*Extracted records:*
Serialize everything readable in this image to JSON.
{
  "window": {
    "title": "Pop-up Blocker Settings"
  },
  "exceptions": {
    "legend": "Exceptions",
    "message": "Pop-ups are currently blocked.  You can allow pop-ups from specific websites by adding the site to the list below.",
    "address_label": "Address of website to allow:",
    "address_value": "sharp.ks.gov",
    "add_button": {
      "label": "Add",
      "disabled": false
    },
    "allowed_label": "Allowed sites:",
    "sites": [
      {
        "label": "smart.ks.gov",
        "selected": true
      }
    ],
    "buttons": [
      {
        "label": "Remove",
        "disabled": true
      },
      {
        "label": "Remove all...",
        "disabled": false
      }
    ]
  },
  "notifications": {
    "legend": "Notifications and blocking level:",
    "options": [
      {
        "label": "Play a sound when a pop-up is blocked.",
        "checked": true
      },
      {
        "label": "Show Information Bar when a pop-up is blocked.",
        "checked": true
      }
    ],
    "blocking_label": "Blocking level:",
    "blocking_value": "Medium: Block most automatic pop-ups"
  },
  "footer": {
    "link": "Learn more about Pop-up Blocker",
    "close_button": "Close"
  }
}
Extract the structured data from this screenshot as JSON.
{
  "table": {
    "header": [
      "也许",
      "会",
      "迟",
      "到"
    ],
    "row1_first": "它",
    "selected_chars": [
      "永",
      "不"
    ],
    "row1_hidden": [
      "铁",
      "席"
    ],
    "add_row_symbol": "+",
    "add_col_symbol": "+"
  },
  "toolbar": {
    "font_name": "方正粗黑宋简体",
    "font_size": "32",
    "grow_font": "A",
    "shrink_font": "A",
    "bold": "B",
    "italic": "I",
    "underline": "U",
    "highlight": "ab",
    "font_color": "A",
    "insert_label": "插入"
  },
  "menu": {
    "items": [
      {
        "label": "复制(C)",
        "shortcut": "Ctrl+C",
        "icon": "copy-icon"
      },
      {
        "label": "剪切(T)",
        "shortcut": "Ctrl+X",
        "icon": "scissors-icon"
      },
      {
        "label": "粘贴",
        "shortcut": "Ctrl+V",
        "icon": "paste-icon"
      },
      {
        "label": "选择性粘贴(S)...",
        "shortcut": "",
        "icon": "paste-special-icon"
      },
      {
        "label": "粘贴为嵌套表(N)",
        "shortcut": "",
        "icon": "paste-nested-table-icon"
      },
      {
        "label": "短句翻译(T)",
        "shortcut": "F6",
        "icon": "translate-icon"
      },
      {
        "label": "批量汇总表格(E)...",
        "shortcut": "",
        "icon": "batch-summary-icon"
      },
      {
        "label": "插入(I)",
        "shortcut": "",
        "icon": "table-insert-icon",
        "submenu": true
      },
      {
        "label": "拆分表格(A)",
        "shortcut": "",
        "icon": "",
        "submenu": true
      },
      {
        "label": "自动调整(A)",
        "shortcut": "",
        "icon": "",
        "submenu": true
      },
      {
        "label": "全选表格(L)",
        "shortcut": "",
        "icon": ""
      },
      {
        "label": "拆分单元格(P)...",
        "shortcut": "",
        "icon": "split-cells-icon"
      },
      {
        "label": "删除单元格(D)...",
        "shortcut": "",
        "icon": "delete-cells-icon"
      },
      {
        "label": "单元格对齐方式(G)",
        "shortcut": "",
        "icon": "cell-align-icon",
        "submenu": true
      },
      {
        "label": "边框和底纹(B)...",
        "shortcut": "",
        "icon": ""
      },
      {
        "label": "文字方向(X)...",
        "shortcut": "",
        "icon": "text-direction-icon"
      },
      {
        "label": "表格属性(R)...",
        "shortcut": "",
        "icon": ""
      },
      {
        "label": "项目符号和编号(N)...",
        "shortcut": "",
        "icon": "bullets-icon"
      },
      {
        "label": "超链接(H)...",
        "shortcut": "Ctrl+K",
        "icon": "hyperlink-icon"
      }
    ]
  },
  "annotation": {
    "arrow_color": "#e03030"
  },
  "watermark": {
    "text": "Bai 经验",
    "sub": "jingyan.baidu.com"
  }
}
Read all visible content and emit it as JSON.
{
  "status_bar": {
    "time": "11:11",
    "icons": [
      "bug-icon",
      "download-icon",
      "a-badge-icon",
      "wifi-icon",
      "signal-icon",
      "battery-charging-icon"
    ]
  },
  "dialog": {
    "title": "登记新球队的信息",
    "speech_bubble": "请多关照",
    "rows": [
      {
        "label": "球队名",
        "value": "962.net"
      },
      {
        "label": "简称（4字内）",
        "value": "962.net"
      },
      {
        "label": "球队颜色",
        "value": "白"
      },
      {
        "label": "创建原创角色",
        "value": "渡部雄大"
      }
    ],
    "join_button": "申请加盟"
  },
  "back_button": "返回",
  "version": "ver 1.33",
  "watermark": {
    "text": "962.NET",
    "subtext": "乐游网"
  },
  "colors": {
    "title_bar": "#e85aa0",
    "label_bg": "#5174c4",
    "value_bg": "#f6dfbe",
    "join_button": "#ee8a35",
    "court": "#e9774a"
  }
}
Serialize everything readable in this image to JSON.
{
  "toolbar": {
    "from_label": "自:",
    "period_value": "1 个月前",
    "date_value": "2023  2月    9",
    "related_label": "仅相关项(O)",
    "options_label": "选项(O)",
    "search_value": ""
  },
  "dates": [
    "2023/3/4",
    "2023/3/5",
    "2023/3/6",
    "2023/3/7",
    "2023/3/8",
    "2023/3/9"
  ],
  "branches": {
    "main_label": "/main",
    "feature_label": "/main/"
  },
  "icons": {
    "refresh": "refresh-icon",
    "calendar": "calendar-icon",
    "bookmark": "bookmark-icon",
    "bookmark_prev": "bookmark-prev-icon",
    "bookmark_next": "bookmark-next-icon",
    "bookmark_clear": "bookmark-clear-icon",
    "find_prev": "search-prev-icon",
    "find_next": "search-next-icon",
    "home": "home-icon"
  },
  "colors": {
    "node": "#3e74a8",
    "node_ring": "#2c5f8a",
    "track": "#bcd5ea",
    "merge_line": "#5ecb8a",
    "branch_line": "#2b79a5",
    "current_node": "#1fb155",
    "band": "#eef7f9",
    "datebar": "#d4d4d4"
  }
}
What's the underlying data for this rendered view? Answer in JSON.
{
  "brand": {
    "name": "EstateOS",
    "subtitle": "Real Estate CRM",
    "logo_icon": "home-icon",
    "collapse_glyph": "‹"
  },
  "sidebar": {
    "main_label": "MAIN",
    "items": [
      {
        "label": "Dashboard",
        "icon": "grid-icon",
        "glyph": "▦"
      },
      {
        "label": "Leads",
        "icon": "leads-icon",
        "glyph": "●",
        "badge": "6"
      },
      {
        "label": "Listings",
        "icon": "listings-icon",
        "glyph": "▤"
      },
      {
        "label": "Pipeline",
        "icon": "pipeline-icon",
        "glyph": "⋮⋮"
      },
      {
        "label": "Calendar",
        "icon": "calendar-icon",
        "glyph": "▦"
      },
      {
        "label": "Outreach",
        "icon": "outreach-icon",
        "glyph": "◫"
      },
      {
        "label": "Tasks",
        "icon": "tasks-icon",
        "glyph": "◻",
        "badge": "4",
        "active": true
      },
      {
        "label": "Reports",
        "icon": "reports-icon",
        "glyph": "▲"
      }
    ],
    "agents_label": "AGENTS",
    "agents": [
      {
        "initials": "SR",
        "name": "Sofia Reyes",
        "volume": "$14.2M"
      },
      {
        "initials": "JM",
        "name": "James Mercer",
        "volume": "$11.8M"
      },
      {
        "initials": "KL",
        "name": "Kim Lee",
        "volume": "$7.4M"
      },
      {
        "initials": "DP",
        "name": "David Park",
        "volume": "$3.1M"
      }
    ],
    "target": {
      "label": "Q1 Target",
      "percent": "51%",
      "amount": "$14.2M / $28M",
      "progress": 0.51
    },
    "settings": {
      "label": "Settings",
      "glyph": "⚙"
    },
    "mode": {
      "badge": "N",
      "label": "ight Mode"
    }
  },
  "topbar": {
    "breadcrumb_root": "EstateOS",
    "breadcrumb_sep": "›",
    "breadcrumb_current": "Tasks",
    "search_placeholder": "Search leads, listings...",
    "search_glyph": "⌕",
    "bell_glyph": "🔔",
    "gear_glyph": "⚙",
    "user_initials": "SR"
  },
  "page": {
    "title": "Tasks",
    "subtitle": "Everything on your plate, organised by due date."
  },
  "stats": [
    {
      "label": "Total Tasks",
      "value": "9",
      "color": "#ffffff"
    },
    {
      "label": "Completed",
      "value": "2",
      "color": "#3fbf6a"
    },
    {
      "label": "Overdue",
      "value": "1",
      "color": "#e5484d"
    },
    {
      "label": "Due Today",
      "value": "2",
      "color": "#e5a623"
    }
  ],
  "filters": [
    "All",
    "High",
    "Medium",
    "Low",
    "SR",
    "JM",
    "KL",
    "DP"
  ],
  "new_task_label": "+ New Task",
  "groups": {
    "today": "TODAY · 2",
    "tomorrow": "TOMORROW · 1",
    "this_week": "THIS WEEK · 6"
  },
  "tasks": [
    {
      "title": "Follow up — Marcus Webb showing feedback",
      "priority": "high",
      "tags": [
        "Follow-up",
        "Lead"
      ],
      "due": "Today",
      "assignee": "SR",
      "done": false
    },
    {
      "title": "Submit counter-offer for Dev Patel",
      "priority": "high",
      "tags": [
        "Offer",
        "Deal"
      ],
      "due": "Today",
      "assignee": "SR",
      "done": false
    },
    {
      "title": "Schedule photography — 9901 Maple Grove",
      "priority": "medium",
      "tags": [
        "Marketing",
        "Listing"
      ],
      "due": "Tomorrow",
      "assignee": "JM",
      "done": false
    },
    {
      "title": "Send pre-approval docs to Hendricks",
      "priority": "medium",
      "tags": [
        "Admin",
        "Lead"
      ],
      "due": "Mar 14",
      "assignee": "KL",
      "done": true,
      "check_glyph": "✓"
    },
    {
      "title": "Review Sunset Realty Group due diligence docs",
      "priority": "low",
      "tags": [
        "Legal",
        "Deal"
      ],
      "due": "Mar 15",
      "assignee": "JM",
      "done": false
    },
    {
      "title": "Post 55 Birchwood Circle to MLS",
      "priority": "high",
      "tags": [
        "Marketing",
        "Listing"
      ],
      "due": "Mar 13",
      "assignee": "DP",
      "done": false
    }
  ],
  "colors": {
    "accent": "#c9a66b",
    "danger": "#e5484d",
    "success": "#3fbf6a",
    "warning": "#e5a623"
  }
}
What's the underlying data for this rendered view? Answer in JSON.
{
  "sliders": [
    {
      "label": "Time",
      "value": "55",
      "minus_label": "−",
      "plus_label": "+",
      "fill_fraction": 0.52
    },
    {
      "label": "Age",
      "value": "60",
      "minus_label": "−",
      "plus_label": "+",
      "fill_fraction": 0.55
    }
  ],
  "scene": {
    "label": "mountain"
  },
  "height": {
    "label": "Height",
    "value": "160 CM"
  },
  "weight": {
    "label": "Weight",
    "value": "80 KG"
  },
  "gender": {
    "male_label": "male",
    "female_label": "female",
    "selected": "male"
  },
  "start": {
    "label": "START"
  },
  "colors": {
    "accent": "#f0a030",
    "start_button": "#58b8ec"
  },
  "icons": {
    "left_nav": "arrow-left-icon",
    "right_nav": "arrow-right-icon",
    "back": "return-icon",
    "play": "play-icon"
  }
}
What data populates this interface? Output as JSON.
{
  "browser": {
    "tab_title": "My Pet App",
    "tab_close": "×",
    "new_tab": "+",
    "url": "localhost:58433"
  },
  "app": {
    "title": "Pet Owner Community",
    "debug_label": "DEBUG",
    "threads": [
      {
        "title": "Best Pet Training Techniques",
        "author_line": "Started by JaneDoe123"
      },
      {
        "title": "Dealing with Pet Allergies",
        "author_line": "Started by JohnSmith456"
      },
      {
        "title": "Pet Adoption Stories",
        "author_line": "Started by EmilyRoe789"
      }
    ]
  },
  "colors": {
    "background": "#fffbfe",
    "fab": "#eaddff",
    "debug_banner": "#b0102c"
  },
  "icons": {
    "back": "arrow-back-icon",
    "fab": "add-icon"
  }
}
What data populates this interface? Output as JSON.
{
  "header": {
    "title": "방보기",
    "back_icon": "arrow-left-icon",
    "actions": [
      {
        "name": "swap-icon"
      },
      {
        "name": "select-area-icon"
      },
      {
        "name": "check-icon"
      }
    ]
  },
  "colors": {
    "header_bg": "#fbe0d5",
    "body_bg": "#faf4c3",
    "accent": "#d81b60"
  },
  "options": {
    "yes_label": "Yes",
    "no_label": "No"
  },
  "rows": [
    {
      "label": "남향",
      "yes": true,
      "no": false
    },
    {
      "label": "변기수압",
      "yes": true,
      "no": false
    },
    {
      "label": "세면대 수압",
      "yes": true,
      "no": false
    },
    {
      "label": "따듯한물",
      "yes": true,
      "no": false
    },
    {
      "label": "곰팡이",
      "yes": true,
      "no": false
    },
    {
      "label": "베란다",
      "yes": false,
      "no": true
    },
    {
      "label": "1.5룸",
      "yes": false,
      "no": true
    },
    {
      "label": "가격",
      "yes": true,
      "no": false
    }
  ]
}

*WORK TO COMPLETE:* Out of the material above, select every line that holds the string "EstateOS".

*TASK SOLUTION:*
    "name": "EstateOS",
    "breadcrumb_root": "EstateOS",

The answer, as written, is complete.